Entries supplied:
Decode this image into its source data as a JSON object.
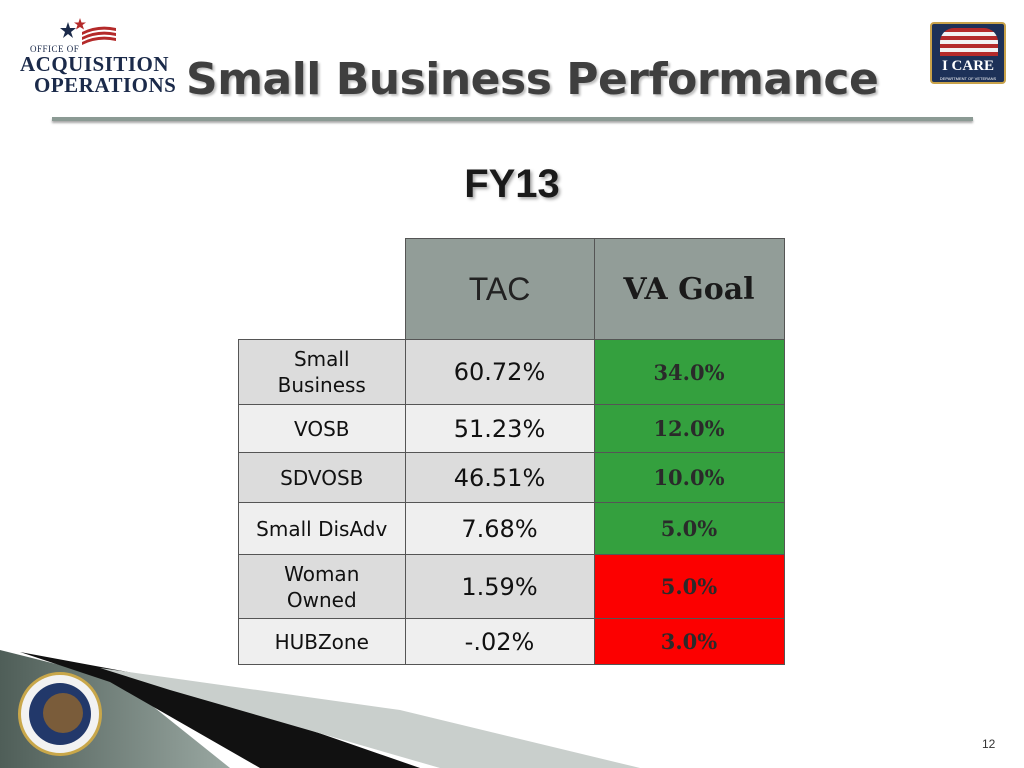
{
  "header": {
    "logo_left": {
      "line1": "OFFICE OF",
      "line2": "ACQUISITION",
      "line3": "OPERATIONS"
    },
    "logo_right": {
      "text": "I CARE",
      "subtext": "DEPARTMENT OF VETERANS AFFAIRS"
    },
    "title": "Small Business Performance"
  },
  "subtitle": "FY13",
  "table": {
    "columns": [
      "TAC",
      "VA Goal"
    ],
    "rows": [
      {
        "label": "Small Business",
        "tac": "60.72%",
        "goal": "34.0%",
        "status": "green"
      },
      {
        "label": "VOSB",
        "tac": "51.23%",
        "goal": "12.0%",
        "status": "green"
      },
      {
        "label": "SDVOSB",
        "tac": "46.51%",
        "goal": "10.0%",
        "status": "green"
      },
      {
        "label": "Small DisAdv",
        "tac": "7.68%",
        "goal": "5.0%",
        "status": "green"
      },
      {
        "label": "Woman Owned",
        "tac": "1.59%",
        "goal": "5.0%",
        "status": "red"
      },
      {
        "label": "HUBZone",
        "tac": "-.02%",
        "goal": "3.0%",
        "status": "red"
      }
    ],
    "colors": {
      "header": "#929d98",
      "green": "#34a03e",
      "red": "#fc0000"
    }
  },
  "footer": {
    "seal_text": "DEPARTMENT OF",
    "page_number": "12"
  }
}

* * *

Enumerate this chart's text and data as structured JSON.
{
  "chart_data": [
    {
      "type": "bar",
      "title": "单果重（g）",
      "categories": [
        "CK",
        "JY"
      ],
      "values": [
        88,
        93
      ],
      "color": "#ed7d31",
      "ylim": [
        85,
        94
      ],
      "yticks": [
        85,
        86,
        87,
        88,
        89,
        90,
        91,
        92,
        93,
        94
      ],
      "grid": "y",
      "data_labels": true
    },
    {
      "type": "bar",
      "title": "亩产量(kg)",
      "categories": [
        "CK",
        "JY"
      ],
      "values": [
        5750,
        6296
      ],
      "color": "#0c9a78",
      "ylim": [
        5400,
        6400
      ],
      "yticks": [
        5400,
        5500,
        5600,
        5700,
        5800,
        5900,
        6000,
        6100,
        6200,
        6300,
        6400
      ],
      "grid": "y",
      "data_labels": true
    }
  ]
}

* * *

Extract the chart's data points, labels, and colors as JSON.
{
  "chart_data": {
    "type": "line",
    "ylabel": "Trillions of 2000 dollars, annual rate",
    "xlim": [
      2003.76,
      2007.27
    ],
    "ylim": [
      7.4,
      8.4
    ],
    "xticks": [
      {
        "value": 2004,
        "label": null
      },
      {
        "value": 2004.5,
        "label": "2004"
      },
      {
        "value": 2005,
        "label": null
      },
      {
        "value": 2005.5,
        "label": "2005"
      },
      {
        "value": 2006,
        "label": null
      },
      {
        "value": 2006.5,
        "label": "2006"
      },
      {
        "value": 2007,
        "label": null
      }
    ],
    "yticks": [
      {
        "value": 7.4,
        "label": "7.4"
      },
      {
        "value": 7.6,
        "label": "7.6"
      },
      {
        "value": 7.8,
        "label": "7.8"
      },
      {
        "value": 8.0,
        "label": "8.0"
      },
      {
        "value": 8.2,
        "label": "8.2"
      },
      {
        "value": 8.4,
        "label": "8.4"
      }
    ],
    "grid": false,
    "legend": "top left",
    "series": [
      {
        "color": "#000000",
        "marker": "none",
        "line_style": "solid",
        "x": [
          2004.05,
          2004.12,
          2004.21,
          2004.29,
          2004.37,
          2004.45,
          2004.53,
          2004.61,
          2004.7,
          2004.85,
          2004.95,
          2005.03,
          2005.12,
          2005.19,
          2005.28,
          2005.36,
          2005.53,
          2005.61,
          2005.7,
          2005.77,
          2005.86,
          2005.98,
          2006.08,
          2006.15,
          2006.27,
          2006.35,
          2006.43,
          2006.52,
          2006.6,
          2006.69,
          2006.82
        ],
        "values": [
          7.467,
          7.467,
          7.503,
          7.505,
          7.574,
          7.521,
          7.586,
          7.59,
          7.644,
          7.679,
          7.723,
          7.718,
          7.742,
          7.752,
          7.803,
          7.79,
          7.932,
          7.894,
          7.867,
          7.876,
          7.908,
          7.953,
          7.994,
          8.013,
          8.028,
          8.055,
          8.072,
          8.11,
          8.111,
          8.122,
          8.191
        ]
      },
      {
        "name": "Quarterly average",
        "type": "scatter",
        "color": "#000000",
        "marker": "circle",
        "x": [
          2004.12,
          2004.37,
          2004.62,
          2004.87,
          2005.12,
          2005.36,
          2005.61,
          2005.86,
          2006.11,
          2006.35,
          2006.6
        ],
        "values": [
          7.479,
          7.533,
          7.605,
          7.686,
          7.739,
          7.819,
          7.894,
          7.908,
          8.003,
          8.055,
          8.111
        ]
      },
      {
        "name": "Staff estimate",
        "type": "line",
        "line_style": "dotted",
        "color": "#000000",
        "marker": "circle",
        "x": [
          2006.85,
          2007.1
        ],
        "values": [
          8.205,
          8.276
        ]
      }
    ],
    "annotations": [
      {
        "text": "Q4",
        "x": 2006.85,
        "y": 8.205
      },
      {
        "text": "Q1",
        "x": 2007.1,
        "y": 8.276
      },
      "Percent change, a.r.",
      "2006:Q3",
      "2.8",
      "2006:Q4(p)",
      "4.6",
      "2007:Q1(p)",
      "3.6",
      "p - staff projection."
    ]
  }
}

Written request: List each line of the entries that holds the string "name".

Response:
        "name": "Quarterly average",
        "name": "Staff estimate",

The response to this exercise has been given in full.